AIM OF THE TASK: Print the items verbatim from the very beginning through the line containing "staticText: 2:39 PM bbox=[157, 4, 215, 24]", including that line.

RECORDS SHOWN:
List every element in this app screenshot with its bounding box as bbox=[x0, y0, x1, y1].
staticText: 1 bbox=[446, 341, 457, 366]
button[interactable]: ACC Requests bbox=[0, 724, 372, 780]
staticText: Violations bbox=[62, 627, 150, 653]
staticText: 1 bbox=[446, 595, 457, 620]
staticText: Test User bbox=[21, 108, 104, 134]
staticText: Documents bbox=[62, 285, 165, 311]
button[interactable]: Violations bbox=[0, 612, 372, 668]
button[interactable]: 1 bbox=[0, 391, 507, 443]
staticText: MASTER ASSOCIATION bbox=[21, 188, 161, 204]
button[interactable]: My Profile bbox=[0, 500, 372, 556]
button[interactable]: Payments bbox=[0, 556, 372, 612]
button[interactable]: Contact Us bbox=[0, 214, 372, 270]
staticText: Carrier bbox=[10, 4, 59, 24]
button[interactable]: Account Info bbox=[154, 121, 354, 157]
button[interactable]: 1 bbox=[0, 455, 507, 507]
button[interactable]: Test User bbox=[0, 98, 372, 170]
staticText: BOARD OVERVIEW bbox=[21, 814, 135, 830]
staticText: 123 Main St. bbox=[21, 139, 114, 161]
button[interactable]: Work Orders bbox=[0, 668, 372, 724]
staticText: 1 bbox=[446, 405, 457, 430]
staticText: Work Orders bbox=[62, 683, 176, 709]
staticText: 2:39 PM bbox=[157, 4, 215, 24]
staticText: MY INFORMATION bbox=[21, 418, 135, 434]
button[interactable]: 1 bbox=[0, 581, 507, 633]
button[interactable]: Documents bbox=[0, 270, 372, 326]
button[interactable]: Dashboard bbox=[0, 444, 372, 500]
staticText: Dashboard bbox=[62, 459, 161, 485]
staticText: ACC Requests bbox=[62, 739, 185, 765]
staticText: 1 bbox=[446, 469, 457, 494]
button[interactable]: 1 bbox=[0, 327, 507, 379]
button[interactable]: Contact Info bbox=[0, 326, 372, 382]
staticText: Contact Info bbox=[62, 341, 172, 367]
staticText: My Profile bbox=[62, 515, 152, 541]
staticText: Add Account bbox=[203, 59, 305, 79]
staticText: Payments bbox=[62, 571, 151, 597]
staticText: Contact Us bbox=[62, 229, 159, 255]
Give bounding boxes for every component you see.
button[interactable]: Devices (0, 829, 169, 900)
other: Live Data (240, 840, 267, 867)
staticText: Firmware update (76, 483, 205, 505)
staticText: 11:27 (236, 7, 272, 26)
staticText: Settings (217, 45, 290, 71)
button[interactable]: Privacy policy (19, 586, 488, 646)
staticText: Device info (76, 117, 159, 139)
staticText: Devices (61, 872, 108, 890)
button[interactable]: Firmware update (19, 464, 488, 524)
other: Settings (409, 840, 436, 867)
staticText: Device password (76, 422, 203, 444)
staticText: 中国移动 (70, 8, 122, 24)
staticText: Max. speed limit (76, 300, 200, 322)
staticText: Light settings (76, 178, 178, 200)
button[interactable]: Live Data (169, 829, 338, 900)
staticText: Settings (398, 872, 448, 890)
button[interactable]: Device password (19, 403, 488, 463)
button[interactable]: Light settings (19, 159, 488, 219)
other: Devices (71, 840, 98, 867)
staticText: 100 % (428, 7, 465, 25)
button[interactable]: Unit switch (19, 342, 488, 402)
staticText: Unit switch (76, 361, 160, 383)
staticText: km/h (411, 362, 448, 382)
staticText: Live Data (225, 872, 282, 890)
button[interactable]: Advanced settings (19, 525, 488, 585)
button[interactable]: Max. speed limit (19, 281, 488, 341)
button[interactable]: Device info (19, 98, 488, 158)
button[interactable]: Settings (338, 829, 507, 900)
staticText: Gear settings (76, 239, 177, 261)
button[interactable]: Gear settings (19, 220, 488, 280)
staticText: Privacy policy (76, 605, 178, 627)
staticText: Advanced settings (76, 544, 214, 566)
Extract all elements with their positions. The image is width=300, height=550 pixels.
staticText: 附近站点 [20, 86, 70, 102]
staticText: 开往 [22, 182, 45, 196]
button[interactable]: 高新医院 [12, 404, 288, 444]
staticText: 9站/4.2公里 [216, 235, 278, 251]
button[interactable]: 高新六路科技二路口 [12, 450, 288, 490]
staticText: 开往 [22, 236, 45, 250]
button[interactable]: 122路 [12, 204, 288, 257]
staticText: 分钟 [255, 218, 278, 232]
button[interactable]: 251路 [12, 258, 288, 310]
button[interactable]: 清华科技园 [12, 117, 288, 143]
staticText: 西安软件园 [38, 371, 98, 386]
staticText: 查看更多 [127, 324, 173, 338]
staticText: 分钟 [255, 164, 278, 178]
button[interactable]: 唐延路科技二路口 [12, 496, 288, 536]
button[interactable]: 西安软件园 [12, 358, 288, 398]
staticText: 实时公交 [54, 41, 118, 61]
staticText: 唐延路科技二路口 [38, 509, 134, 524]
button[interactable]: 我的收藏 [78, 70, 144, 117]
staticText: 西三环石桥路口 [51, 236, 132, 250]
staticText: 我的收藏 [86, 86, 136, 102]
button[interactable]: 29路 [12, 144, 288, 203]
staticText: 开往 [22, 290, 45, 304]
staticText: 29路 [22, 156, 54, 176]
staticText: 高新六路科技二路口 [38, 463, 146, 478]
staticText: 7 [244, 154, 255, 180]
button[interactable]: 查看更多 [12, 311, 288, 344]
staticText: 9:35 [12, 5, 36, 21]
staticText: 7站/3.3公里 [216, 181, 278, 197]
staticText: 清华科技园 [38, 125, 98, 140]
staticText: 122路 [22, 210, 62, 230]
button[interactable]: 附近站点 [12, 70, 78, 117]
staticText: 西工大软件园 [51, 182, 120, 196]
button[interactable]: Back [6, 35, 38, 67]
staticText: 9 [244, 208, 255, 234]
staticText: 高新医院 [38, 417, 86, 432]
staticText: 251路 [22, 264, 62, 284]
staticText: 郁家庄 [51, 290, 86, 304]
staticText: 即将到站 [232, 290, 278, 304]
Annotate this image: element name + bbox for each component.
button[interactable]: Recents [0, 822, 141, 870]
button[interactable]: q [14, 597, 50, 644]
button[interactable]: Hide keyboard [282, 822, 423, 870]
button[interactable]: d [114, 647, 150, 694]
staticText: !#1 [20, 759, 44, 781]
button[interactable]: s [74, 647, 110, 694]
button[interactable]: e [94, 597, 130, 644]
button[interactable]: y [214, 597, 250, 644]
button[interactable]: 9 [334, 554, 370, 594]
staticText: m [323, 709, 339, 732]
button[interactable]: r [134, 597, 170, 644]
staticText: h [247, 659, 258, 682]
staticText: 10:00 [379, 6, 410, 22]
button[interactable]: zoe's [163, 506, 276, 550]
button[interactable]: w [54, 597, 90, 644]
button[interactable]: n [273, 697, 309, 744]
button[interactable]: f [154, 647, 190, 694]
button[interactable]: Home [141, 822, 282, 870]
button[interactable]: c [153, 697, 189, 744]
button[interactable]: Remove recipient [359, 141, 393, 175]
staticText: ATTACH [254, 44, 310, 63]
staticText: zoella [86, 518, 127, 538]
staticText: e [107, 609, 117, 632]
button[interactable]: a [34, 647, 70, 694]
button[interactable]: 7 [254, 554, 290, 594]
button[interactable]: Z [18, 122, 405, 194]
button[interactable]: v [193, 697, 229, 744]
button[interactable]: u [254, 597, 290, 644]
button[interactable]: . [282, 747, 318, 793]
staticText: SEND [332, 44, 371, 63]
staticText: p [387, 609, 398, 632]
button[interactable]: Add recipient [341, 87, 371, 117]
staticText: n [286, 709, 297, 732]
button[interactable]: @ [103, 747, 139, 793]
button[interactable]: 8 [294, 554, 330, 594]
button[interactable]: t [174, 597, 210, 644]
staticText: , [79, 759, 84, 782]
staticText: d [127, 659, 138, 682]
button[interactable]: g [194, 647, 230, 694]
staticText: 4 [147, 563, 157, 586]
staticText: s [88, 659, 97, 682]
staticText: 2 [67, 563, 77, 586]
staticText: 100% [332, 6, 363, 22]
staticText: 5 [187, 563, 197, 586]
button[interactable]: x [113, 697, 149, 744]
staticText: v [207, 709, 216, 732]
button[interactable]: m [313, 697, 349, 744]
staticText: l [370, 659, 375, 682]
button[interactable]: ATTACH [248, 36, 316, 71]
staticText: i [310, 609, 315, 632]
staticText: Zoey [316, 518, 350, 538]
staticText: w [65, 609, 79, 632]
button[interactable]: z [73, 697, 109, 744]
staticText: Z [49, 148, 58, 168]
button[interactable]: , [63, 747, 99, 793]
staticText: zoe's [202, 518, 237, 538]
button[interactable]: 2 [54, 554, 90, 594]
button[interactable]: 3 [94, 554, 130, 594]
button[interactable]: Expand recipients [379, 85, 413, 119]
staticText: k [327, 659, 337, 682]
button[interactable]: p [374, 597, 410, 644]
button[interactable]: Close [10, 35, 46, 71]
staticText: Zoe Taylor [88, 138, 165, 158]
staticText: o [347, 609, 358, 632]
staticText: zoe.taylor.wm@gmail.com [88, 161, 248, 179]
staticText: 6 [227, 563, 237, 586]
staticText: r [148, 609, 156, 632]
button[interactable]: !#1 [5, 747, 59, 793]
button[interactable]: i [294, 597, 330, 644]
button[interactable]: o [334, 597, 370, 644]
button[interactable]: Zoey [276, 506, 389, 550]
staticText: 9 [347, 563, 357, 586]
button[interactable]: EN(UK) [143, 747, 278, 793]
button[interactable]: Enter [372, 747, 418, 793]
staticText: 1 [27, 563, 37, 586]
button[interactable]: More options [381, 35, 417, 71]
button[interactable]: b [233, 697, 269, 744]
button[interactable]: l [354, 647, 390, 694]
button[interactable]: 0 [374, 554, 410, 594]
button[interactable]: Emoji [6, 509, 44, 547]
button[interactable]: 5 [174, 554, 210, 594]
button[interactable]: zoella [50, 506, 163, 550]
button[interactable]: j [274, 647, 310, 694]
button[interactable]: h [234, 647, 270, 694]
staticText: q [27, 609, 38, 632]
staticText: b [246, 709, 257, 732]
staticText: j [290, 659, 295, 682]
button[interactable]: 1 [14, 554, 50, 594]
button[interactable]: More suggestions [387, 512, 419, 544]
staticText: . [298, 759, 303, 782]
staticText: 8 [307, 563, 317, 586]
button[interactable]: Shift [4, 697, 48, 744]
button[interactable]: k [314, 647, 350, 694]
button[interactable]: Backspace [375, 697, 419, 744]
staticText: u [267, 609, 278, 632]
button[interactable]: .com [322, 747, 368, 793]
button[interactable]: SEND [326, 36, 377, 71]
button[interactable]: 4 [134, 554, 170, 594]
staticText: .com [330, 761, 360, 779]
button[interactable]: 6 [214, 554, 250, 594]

SOLVED PROBLEM:
List every element in this app screenshot with its bounding box as bbox=[x0, y0, x1, y1].
staticText: 1 bbox=[446, 341, 457, 366]
button[interactable]: ACC Requests bbox=[0, 724, 372, 780]
staticText: Violations bbox=[62, 627, 150, 653]
staticText: 1 bbox=[446, 595, 457, 620]
staticText: Test User bbox=[21, 108, 104, 134]
staticText: Documents bbox=[62, 285, 165, 311]
button[interactable]: Violations bbox=[0, 612, 372, 668]
button[interactable]: 1 bbox=[0, 391, 507, 443]
staticText: MASTER ASSOCIATION bbox=[21, 188, 161, 204]
button[interactable]: My Profile bbox=[0, 500, 372, 556]
button[interactable]: Payments bbox=[0, 556, 372, 612]
button[interactable]: Contact Us bbox=[0, 214, 372, 270]
staticText: Carrier bbox=[10, 4, 59, 24]
button[interactable]: Account Info bbox=[154, 121, 354, 157]
button[interactable]: 1 bbox=[0, 455, 507, 507]
button[interactable]: Test User bbox=[0, 98, 372, 170]
staticText: BOARD OVERVIEW bbox=[21, 814, 135, 830]
staticText: 123 Main St. bbox=[21, 139, 114, 161]
button[interactable]: Work Orders bbox=[0, 668, 372, 724]
staticText: 1 bbox=[446, 405, 457, 430]
staticText: Work Orders bbox=[62, 683, 176, 709]
staticText: 2:39 PM bbox=[157, 4, 215, 24]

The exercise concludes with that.